Instruction: Output every line of the material below without changing anything.

Rows from a layout dataset
┄┄┄┄┄┄┄┄┄┄┄┄┄┄┄┄┄┄┄┄

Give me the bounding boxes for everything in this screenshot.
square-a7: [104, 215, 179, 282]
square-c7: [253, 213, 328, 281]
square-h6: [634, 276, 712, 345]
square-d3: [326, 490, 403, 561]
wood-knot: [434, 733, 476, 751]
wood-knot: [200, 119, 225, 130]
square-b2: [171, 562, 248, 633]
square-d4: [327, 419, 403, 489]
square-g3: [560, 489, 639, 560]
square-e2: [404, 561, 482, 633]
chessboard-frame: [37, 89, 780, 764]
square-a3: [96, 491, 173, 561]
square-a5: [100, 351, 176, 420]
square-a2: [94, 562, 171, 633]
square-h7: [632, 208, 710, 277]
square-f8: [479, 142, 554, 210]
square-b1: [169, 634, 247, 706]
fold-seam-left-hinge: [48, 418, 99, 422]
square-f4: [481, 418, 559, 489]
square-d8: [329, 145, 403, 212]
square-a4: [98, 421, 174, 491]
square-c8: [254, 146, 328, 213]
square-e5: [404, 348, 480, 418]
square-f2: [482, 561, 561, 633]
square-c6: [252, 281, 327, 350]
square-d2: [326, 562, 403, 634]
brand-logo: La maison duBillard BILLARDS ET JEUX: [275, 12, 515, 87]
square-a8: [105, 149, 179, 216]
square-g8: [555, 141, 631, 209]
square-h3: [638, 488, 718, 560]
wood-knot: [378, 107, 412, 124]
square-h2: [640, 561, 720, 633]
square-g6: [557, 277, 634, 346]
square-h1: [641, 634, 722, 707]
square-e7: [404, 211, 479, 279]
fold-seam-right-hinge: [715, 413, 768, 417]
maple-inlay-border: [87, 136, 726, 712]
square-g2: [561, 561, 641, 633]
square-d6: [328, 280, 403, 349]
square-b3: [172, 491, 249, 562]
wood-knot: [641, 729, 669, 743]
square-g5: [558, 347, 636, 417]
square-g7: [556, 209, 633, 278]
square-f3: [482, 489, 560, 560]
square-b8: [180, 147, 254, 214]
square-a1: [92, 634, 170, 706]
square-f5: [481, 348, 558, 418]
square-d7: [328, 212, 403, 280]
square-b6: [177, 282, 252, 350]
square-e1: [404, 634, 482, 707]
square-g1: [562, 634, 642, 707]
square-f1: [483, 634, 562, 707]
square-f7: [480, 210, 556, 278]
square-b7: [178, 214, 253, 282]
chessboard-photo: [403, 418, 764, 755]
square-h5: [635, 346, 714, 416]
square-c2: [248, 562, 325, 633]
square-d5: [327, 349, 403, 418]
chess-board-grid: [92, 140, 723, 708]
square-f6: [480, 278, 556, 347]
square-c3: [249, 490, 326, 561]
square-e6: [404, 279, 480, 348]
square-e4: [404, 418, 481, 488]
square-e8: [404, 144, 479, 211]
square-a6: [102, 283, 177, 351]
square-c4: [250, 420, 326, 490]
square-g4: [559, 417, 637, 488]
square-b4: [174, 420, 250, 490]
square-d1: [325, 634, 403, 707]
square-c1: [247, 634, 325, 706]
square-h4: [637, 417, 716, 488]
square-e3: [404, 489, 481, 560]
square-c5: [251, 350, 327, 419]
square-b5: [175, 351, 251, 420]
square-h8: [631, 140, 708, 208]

┄┄┄┄┄┄┄┄┄┄┄┄┄┄┄┄┄┄┄┄

Full response:
Give me the bounding boxes for everything in this screenshot.
square-a7: [104, 215, 179, 282]
square-c7: [253, 213, 328, 281]
square-h6: [634, 276, 712, 345]
square-d3: [326, 490, 403, 561]
wood-knot: [434, 733, 476, 751]
wood-knot: [200, 119, 225, 130]
square-b2: [171, 562, 248, 633]
square-d4: [327, 419, 403, 489]
square-g3: [560, 489, 639, 560]
square-e2: [404, 561, 482, 633]
chessboard-frame: [37, 89, 780, 764]
square-a3: [96, 491, 173, 561]
square-a5: [100, 351, 176, 420]
square-a2: [94, 562, 171, 633]
square-h7: [632, 208, 710, 277]
square-f8: [479, 142, 554, 210]
square-b1: [169, 634, 247, 706]
fold-seam-left-hinge: [48, 418, 99, 422]
square-f4: [481, 418, 559, 489]
square-d8: [329, 145, 403, 212]
square-a4: [98, 421, 174, 491]
square-c8: [254, 146, 328, 213]
square-e5: [404, 348, 480, 418]
square-f2: [482, 561, 561, 633]
square-c6: [252, 281, 327, 350]
square-d2: [326, 562, 403, 634]
brand-logo: La maison duBillard BILLARDS ET JEUX: [275, 12, 515, 87]
square-a8: [105, 149, 179, 216]
square-g8: [555, 141, 631, 209]
square-h3: [638, 488, 718, 560]
wood-knot: [378, 107, 412, 124]
square-h2: [640, 561, 720, 633]
square-g6: [557, 277, 634, 346]
square-h1: [641, 634, 722, 707]
square-e7: [404, 211, 479, 279]
fold-seam-right-hinge: [715, 413, 768, 417]
maple-inlay-border: [87, 136, 726, 712]
square-g2: [561, 561, 641, 633]
square-d6: [328, 280, 403, 349]
square-b3: [172, 491, 249, 562]
wood-knot: [641, 729, 669, 743]
square-g5: [558, 347, 636, 417]
square-g7: [556, 209, 633, 278]
square-f3: [482, 489, 560, 560]
square-b8: [180, 147, 254, 214]
square-a1: [92, 634, 170, 706]
square-f5: [481, 348, 558, 418]
square-d7: [328, 212, 403, 280]
square-b6: [177, 282, 252, 350]
square-e1: [404, 634, 482, 707]
square-g1: [562, 634, 642, 707]
square-f1: [483, 634, 562, 707]
square-f7: [480, 210, 556, 278]
square-b7: [178, 214, 253, 282]
chessboard-photo: [403, 418, 764, 755]
square-h5: [635, 346, 714, 416]
square-c2: [248, 562, 325, 633]
square-d5: [327, 349, 403, 418]
chess-board-grid: [92, 140, 723, 708]
square-f6: [480, 278, 556, 347]
square-c3: [249, 490, 326, 561]
square-e6: [404, 279, 480, 348]
square-e4: [404, 418, 481, 488]
square-e8: [404, 144, 479, 211]
square-a6: [102, 283, 177, 351]
square-c4: [250, 420, 326, 490]
square-g4: [559, 417, 637, 488]
square-b4: [174, 420, 250, 490]
square-d1: [325, 634, 403, 707]
square-c1: [247, 634, 325, 706]
square-h4: [637, 417, 716, 488]
square-e3: [404, 489, 481, 560]
square-c5: [251, 350, 327, 419]
square-b5: [175, 351, 251, 420]
square-h8: [631, 140, 708, 208]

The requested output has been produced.